Task to complete:
In the entries below, how many lines hold the string "text"? Give only the number.

Dataset content:
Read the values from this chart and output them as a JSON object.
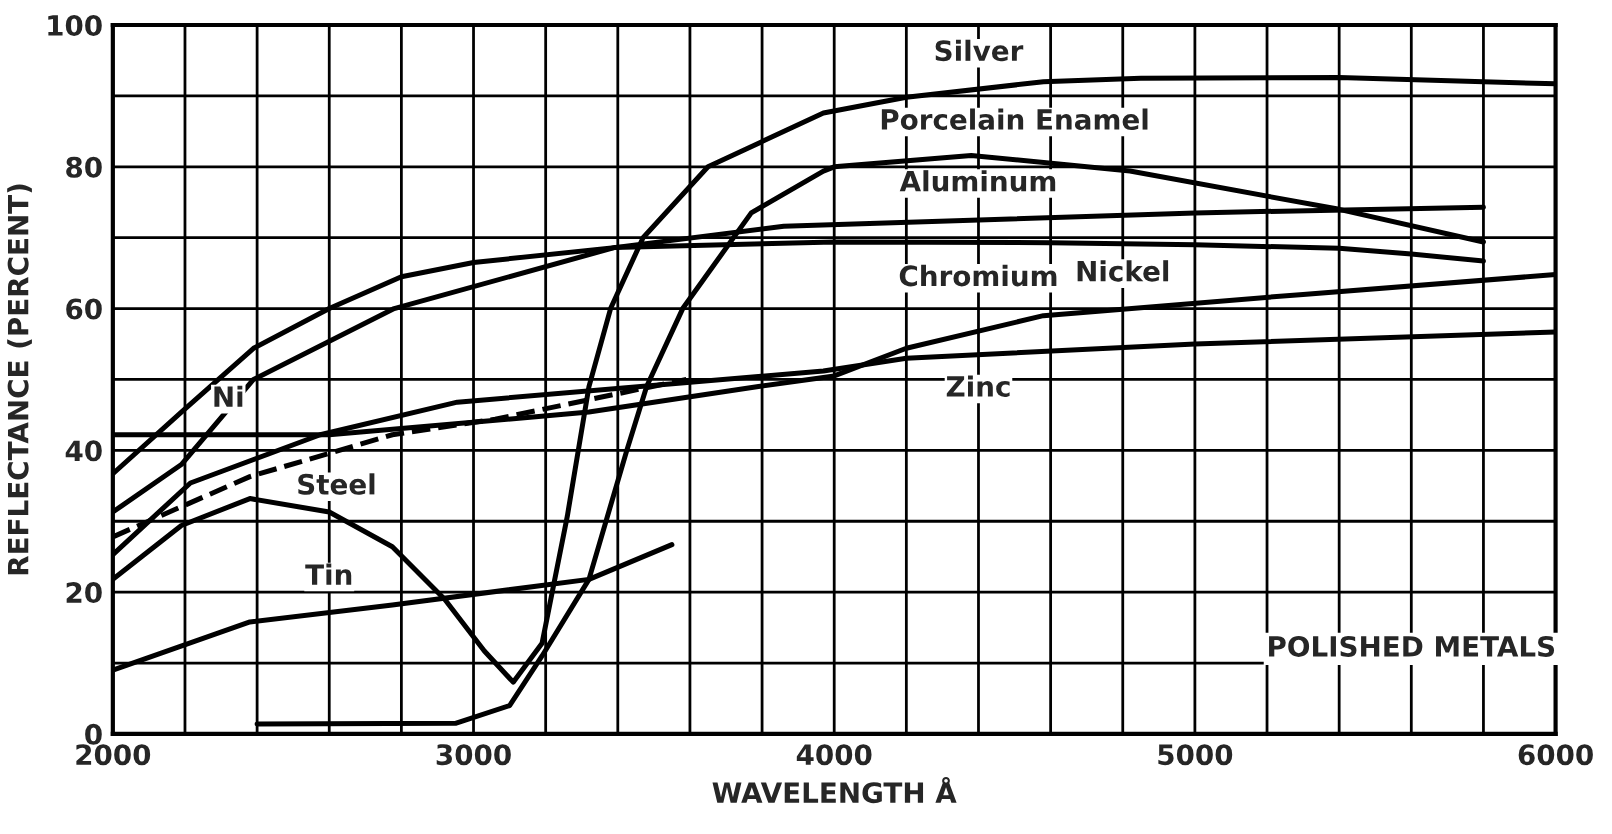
{
  "chart_data": {
    "type": "line",
    "xlabel": "WAVELENGTH Å",
    "ylabel": "REFLECTANCE (PERCENT)",
    "xlim": [
      2000,
      6000
    ],
    "ylim": [
      0,
      100
    ],
    "xticks": [
      2000,
      {
        "value": 2200,
        "label": null
      },
      {
        "value": 2400,
        "label": null
      },
      {
        "value": 2600,
        "label": null
      },
      {
        "value": 2800,
        "label": null
      },
      3000,
      {
        "value": 3200,
        "label": null
      },
      {
        "value": 3400,
        "label": null
      },
      {
        "value": 3600,
        "label": null
      },
      {
        "value": 3800,
        "label": null
      },
      4000,
      {
        "value": 4200,
        "label": null
      },
      {
        "value": 4400,
        "label": null
      },
      {
        "value": 4600,
        "label": null
      },
      {
        "value": 4800,
        "label": null
      },
      5000,
      {
        "value": 5200,
        "label": null
      },
      {
        "value": 5400,
        "label": null
      },
      {
        "value": 5600,
        "label": null
      },
      {
        "value": 5800,
        "label": null
      },
      6000
    ],
    "yticks": [
      0,
      {
        "value": 10,
        "label": null
      },
      20,
      {
        "value": 30,
        "label": null
      },
      40,
      {
        "value": 50,
        "label": null
      },
      60,
      {
        "value": 70,
        "label": null
      },
      80,
      {
        "value": 90,
        "label": null
      },
      100
    ],
    "grid": true,
    "legend": false,
    "marker": "none",
    "line_style": "solid",
    "series": [
      {
        "color": "#000000",
        "x": [
          2000,
          2190,
          2380,
          2600,
          2775,
          2920,
          3030,
          3110,
          3190,
          3260,
          3320,
          3380,
          3470,
          3650,
          3970,
          4200,
          4580,
          4850,
          5400,
          6000
        ],
        "values": [
          21.8,
          29.4,
          33.2,
          31.3,
          26.4,
          19,
          11.7,
          7.3,
          12.8,
          30.7,
          49,
          60,
          70,
          80,
          87.6,
          89.8,
          92,
          92.5,
          92.6,
          91.7
        ]
      },
      {
        "color": "#000000",
        "x": [
          2400,
          2950,
          3100,
          3190,
          3320,
          3425,
          3480,
          3580,
          3770,
          3970,
          4000,
          4380,
          4820,
          5400,
          5800
        ],
        "values": [
          1.4,
          1.5,
          4,
          11,
          21.8,
          40,
          49,
          60,
          73.5,
          79.4,
          80,
          81.6,
          79.4,
          74,
          69.4
        ]
      },
      {
        "color": "#000000",
        "x": [
          2000,
          2190,
          2390,
          2780,
          3390,
          3860,
          5000,
          5800
        ],
        "values": [
          31.3,
          38,
          50,
          60,
          68.6,
          71.6,
          73.5,
          74.3
        ]
      },
      {
        "color": "#000000",
        "x": [
          2000,
          2190,
          2390,
          2600,
          2800,
          3000,
          3390,
          4000,
          4600,
          5000,
          5400,
          5600,
          5800
        ],
        "values": [
          36.7,
          45.4,
          54.4,
          60,
          64.5,
          66.5,
          68.6,
          69.4,
          69.3,
          69,
          68.5,
          67.7,
          66.7
        ]
      },
      {
        "color": "#000000",
        "x": [
          2000,
          2600,
          3320,
          3790,
          4000,
          4200,
          4580,
          5300,
          6000
        ],
        "values": [
          42.2,
          42.2,
          45.4,
          49,
          50.5,
          54.4,
          59,
          62,
          64.8
        ]
      },
      {
        "color": "#000000",
        "x": [
          2000,
          2215,
          2575,
          2955,
          3970,
          4200,
          5000,
          6000
        ],
        "values": [
          25.3,
          35.4,
          42.2,
          46.8,
          51.2,
          53,
          55,
          56.7
        ]
      },
      {
        "color": "#000000",
        "line_style": "dashed",
        "x": [
          2000,
          2380,
          2775,
          3060,
          3590
        ],
        "values": [
          27.8,
          36.3,
          42.2,
          44.4,
          50
        ]
      },
      {
        "color": "#000000",
        "x": [
          2000,
          2380,
          2775,
          3320,
          3550
        ],
        "values": [
          9,
          15.8,
          18.2,
          21.8,
          26.7
        ]
      }
    ],
    "annotations": [
      {
        "text": "Silver",
        "x": 4400,
        "y": 91
      },
      {
        "text": "Porcelain Enamel",
        "x": 4500,
        "y": 81.3
      },
      {
        "text": "Aluminum",
        "x": 4400,
        "y": 72.6
      },
      {
        "text": "Chromium",
        "x": 4400,
        "y": 69.3
      },
      {
        "text": "Nickel",
        "x": 4800,
        "y": 59.9
      },
      {
        "text": "Zinc",
        "x": 4400,
        "y": 53.7
      },
      {
        "text": "Ni",
        "x": 2320,
        "y": 42.2
      },
      {
        "text": "Steel",
        "x": 2620,
        "y": 39.9
      },
      {
        "text": "Tin",
        "x": 2600,
        "y": 17.1
      },
      "POLISHED METALS"
    ]
  }
}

Solution to this problem:
9